• [TASK DETAILS]:
Restate the whole listing exactly.

• [DATA TO USE]:
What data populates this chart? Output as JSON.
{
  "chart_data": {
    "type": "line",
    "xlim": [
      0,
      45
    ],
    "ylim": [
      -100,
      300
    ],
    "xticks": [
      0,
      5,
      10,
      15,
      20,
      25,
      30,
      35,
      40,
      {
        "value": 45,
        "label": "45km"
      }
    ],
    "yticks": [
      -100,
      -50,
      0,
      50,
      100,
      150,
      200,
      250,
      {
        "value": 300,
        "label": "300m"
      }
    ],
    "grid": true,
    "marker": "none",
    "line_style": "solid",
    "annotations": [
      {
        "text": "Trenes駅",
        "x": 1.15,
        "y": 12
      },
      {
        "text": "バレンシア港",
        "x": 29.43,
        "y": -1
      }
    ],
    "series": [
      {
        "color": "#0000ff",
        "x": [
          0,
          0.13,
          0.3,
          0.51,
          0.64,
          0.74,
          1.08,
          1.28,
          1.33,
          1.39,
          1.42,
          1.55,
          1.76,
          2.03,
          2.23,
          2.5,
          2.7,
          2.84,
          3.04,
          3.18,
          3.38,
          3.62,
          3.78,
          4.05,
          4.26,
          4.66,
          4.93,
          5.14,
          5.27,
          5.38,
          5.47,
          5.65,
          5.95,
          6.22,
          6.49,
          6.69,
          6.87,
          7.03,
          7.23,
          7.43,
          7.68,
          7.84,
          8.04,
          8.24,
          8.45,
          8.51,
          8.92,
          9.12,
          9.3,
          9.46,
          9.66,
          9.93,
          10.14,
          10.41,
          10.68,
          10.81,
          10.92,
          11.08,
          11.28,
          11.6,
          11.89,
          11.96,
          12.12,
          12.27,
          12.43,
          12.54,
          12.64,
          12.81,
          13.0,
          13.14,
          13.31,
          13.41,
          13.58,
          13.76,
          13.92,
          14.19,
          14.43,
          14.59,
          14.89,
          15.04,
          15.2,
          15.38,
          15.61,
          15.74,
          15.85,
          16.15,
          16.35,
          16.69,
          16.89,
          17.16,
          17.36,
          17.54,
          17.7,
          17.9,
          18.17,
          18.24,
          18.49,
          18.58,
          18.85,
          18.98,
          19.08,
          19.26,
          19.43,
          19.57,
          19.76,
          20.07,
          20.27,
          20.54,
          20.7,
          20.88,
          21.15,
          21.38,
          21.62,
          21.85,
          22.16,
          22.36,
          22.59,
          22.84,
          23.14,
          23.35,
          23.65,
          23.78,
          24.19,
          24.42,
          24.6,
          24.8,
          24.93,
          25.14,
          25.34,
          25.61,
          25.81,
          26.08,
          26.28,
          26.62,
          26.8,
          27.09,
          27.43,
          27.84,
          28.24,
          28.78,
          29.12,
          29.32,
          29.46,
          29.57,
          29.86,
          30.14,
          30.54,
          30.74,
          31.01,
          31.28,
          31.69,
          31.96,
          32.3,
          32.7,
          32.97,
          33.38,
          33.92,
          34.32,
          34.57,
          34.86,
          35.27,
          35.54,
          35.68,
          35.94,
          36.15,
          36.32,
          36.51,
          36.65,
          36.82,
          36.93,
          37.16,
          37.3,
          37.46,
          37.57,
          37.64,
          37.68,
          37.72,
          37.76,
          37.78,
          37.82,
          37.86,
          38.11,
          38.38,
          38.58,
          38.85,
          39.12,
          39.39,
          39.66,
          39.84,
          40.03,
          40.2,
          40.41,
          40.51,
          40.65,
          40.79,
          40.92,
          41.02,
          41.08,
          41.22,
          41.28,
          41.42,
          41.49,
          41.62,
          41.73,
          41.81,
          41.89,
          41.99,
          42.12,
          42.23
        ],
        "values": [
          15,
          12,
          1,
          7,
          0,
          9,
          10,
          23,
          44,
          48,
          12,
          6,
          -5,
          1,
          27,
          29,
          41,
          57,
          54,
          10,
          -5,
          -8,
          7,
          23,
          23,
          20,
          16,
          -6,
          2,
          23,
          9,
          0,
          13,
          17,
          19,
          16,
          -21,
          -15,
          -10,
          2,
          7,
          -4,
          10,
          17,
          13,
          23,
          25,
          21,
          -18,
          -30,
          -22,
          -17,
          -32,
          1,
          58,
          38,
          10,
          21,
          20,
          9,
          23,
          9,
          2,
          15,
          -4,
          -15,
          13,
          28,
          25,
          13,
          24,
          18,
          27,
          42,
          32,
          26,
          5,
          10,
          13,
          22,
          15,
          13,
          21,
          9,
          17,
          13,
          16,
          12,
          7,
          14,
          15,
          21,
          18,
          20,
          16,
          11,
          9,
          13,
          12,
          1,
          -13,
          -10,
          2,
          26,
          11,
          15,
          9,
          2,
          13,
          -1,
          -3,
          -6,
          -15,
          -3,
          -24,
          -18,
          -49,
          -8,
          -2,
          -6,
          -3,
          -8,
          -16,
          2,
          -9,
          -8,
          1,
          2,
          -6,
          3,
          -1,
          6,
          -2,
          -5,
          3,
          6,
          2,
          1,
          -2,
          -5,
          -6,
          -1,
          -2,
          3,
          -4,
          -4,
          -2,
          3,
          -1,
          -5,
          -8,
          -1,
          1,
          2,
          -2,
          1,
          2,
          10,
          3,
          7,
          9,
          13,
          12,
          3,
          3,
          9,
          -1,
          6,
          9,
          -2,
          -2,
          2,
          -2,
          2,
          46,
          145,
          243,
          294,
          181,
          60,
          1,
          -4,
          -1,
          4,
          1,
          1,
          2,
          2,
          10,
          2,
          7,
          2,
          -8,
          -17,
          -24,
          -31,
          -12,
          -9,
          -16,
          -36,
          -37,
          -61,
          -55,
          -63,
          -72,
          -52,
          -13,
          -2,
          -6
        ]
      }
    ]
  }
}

• [REPLY TO THE TASK]:
What data populates this chart? Output as JSON.
{
  "chart_data": {
    "type": "line",
    "xlim": [
      0,
      45
    ],
    "ylim": [
      -100,
      300
    ],
    "xticks": [
      0,
      5,
      10,
      15,
      20,
      25,
      30,
      35,
      40,
      {
        "value": 45,
        "label": "45km"
      }
    ],
    "yticks": [
      -100,
      -50,
      0,
      50,
      100,
      150,
      200,
      250,
      {
        "value": 300,
        "label": "300m"
      }
    ],
    "grid": true,
    "marker": "none",
    "line_style": "solid",
    "annotations": [
      {
        "text": "Trenes駅",
        "x": 1.15,
        "y": 12
      },
      {
        "text": "バレンシア港",
        "x": 29.43,
        "y": -1
      }
    ],
    "series": [
      {
        "color": "#0000ff",
        "x": [
          0,
          0.13,
          0.3,
          0.51,
          0.64,
          0.74,
          1.08,
          1.28,
          1.33,
          1.39,
          1.42,
          1.55,
          1.76,
          2.03,
          2.23,
          2.5,
          2.7,
          2.84,
          3.04,
          3.18,
          3.38,
          3.62,
          3.78,
          4.05,
          4.26,
          4.66,
          4.93,
          5.14,
          5.27,
          5.38,
          5.47,
          5.65,
          5.95,
          6.22,
          6.49,
          6.69,
          6.87,
          7.03,
          7.23,
          7.43,
          7.68,
          7.84,
          8.04,
          8.24,
          8.45,
          8.51,
          8.92,
          9.12,
          9.3,
          9.46,
          9.66,
          9.93,
          10.14,
          10.41,
          10.68,
          10.81,
          10.92,
          11.08,
          11.28,
          11.6,
          11.89,
          11.96,
          12.12,
          12.27,
          12.43,
          12.54,
          12.64,
          12.81,
          13.0,
          13.14,
          13.31,
          13.41,
          13.58,
          13.76,
          13.92,
          14.19,
          14.43,
          14.59,
          14.89,
          15.04,
          15.2,
          15.38,
          15.61,
          15.74,
          15.85,
          16.15,
          16.35,
          16.69,
          16.89,
          17.16,
          17.36,
          17.54,
          17.7,
          17.9,
          18.17,
          18.24,
          18.49,
          18.58,
          18.85,
          18.98,
          19.08,
          19.26,
          19.43,
          19.57,
          19.76,
          20.07,
          20.27,
          20.54,
          20.7,
          20.88,
          21.15,
          21.38,
          21.62,
          21.85,
          22.16,
          22.36,
          22.59,
          22.84,
          23.14,
          23.35,
          23.65,
          23.78,
          24.19,
          24.42,
          24.6,
          24.8,
          24.93,
          25.14,
          25.34,
          25.61,
          25.81,
          26.08,
          26.28,
          26.62,
          26.8,
          27.09,
          27.43,
          27.84,
          28.24,
          28.78,
          29.12,
          29.32,
          29.46,
          29.57,
          29.86,
          30.14,
          30.54,
          30.74,
          31.01,
          31.28,
          31.69,
          31.96,
          32.3,
          32.7,
          32.97,
          33.38,
          33.92,
          34.32,
          34.57,
          34.86,
          35.27,
          35.54,
          35.68,
          35.94,
          36.15,
          36.32,
          36.51,
          36.65,
          36.82,
          36.93,
          37.16,
          37.3,
          37.46,
          37.57,
          37.64,
          37.68,
          37.72,
          37.76,
          37.78,
          37.82,
          37.86,
          38.11,
          38.38,
          38.58,
          38.85,
          39.12,
          39.39,
          39.66,
          39.84,
          40.03,
          40.2,
          40.41,
          40.51,
          40.65,
          40.79,
          40.92,
          41.02,
          41.08,
          41.22,
          41.28,
          41.42,
          41.49,
          41.62,
          41.73,
          41.81,
          41.89,
          41.99,
          42.12,
          42.23
        ],
        "values": [
          15,
          12,
          1,
          7,
          0,
          9,
          10,
          23,
          44,
          48,
          12,
          6,
          -5,
          1,
          27,
          29,
          41,
          57,
          54,
          10,
          -5,
          -8,
          7,
          23,
          23,
          20,
          16,
          -6,
          2,
          23,
          9,
          0,
          13,
          17,
          19,
          16,
          -21,
          -15,
          -10,
          2,
          7,
          -4,
          10,
          17,
          13,
          23,
          25,
          21,
          -18,
          -30,
          -22,
          -17,
          -32,
          1,
          58,
          38,
          10,
          21,
          20,
          9,
          23,
          9,
          2,
          15,
          -4,
          -15,
          13,
          28,
          25,
          13,
          24,
          18,
          27,
          42,
          32,
          26,
          5,
          10,
          13,
          22,
          15,
          13,
          21,
          9,
          17,
          13,
          16,
          12,
          7,
          14,
          15,
          21,
          18,
          20,
          16,
          11,
          9,
          13,
          12,
          1,
          -13,
          -10,
          2,
          26,
          11,
          15,
          9,
          2,
          13,
          -1,
          -3,
          -6,
          -15,
          -3,
          -24,
          -18,
          -49,
          -8,
          -2,
          -6,
          -3,
          -8,
          -16,
          2,
          -9,
          -8,
          1,
          2,
          -6,
          3,
          -1,
          6,
          -2,
          -5,
          3,
          6,
          2,
          1,
          -2,
          -5,
          -6,
          -1,
          -2,
          3,
          -4,
          -4,
          -2,
          3,
          -1,
          -5,
          -8,
          -1,
          1,
          2,
          -2,
          1,
          2,
          10,
          3,
          7,
          9,
          13,
          12,
          3,
          3,
          9,
          -1,
          6,
          9,
          -2,
          -2,
          2,
          -2,
          2,
          46,
          145,
          243,
          294,
          181,
          60,
          1,
          -4,
          -1,
          4,
          1,
          1,
          2,
          2,
          10,
          2,
          7,
          2,
          -8,
          -17,
          -24,
          -31,
          -12,
          -9,
          -16,
          -36,
          -37,
          -61,
          -55,
          -63,
          -72,
          -52,
          -13,
          -2,
          -6
        ]
      }
    ]
  }
}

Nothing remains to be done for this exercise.